-- TASK DETAILS --
Wherever the string "estimada" appears in the listing, copy that line.

|---|

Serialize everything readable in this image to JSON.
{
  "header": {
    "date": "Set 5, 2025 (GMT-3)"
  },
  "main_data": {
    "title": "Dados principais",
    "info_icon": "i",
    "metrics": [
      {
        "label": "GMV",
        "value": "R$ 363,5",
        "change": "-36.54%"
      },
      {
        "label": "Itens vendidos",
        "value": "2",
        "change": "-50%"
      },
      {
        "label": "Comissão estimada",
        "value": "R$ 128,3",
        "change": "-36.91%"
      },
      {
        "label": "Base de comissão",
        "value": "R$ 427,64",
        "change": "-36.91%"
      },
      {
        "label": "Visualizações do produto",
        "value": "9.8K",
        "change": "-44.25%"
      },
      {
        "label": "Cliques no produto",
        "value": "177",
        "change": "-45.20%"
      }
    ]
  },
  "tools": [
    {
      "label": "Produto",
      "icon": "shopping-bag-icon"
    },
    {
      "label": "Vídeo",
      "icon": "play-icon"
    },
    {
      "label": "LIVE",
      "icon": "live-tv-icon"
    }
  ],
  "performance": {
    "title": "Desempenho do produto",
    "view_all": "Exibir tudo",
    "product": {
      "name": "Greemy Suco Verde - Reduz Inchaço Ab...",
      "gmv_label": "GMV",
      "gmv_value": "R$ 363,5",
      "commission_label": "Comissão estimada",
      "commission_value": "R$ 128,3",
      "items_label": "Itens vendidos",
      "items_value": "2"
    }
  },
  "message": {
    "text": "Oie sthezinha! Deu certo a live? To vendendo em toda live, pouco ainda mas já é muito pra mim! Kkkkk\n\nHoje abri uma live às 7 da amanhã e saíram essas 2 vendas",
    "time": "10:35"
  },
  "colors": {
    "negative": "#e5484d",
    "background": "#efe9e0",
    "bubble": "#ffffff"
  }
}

|---|

-- EXPECTED ANSWER --
        "label": "Comissão estimada",
      "commission_label": "Comissão estimada",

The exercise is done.